**Passage given**

# # # # # # #

= Kirvan Fortuin =

South African dancer

Kirvan Fortuin (10 August 1991 – 13 June 2020) was a Khoikhoi First Nation dancer, choreographer and LGBT activist.

==Career==
Born in Macassar, Fortuin joined the Cape Whalers Field Band in 2002, which prompted their interest in dance. They began formal dance training at the University of Cape Town in 2010, studying classical dance, contemporary dance, African dance and other dance forms. Fortuin qualified with a dance teacher's diploma in 2012 and performed that year at the International Theatre School Festival in Amsterdam, the Netherlands. They received a BMus (Hons) in choreography from University of Cape Town, and a Bachelor of Dance from Codarts University for the Arts in Rotterdam.

Fortuin choreographed works for the Cape Town City Ballet, Dance Umbrella Johannesburg, Vrystaat Kunstefees, Artscape Theatre Centre, Suidoosterfees, Afrovibes NL & SA and the Afrikaanse Kultuurfees. At Framer Framed in Amsterdam, Fortuin gave a performance response to the exhibition Re(as)sisting Narratives (2016). Fortuin created this new choreography inspired by the themes addressed, the exhibition space and the diverse works on show among which the video's Ga Bose Gangwe (2013) and Inzilo (2013) by Mohau Modisakeng. The event was a collaboration with AfroVibes Festival.

In 2017, Fortuin founded House of Le Cap, South Africa's first ballroom house. As an LGBT activist, Fortuin hosted Africa's first Vogue Ball on World AIDS Day to raise awareness and fund for the LGBT community affected by HIV.

# # # # # # #

**Tasks and exercises**
(1) According to the text on Kirvan Fortuin, in what year did Fortuin found House of Le Cap?
(2) Write out the Kirvan Fortuin text from "Fortuin choreographed works" to "with AfroVibes Festival.", switching "exhibition space" to "gallery space".
(3) Resume the text on Kirvan Fortuin from where it stops.

# # # # # # #

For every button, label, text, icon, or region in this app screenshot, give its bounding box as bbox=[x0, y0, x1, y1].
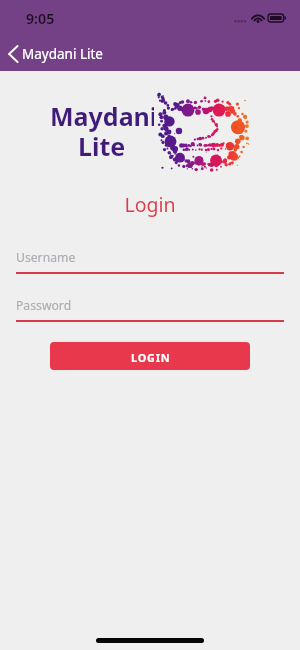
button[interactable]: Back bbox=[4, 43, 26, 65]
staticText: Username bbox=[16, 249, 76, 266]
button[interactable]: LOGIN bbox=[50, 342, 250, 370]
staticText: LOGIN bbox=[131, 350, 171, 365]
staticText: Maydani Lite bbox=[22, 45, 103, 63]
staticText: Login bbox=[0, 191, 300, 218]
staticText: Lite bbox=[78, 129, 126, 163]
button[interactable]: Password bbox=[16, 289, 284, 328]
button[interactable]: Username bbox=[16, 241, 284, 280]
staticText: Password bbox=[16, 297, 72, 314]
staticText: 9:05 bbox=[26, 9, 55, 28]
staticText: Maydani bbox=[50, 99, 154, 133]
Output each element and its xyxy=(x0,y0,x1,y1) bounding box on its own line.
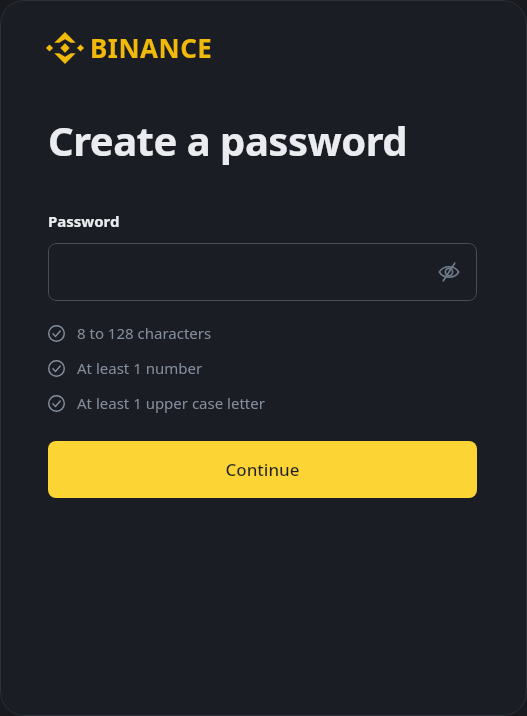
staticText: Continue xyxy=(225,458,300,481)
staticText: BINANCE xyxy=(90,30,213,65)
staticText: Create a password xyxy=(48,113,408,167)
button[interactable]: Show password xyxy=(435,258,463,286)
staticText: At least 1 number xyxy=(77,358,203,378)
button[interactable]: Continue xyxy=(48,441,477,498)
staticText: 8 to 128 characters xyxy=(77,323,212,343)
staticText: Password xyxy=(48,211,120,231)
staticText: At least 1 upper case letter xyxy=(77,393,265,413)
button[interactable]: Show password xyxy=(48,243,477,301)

# # # # # # #

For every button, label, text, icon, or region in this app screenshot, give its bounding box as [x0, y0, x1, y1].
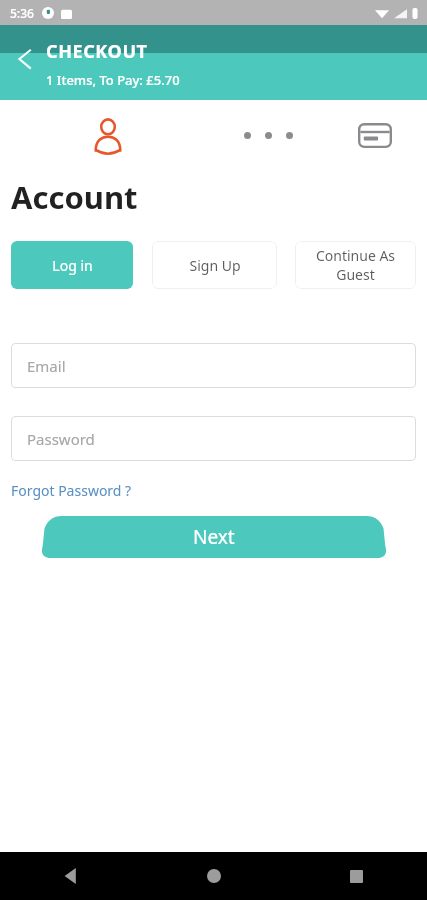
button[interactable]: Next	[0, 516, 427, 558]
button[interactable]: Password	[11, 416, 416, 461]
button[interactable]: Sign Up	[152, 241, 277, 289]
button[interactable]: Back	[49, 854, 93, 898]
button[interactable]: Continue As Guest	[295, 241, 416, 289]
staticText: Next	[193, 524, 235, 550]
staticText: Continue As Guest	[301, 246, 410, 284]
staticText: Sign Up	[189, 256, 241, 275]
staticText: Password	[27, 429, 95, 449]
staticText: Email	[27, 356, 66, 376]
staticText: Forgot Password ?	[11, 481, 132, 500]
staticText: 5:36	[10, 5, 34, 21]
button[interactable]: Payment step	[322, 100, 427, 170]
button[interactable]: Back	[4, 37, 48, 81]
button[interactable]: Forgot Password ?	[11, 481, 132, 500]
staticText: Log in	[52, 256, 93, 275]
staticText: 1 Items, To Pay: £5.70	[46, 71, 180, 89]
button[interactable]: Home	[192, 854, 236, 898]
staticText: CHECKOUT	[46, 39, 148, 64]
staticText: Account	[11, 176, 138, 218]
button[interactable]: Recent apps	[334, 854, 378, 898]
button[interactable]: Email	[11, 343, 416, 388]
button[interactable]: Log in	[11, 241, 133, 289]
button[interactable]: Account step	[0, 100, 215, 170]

# # # # # # #

**Exercise answers**
(1) 2017

(2)
Fortuin choreographed works for the Cape Town City Ballet, Dance Umbrella Johannesburg, Vrystaat Kunstefees, Artscape Theatre Centre, Suidoosterfees, Afrovibes NL & SA and the Afrikaanse Kultuurfees. At Framer Framed in Amsterdam, Fortuin gave a performance response to the exhibition Re(as)sisting Narratives (2016). Fortuin created this new choreography inspired by the themes addressed, the gallery space and the diverse works on show among which the video's Ga Bose Gangwe (2013) and Inzilo (2013) by Mohau Modisakeng. The event was a collaboration with AfroVibes Festival.

(3)
==Awards and recognition==
In 2012, Fortuin received the Best International Production (Guest Award) at the International Theatre School Festival in Amsterdam. University of Cape Town recognised them with an award for Meritorious Achievement in the Performing and Creative Arts in 2012. From 2014 to 2015 Fortuin was recognised by Krisztina de Chatel's foundation, Stichting Imperium, and received a stipend from the organisation. Fortuin was the recipient of the Dance Award for Modern Dance from the Pierino Ambrosoli Foundation in Zurich. In 2019 Fortuin was awarded the Ministerial Award for Outstanding Contribution to Preservation and Promotion of an Indigenous Art Form from the Western Cape Government.

==Death==
Fortuin was fatally stabbed on 13 June 2020 in their hometown of Macassar. A fourteen-year-old girl was arrested in connection with their death.

==Choreographed works==

- An Aborted Beginning (a dance film)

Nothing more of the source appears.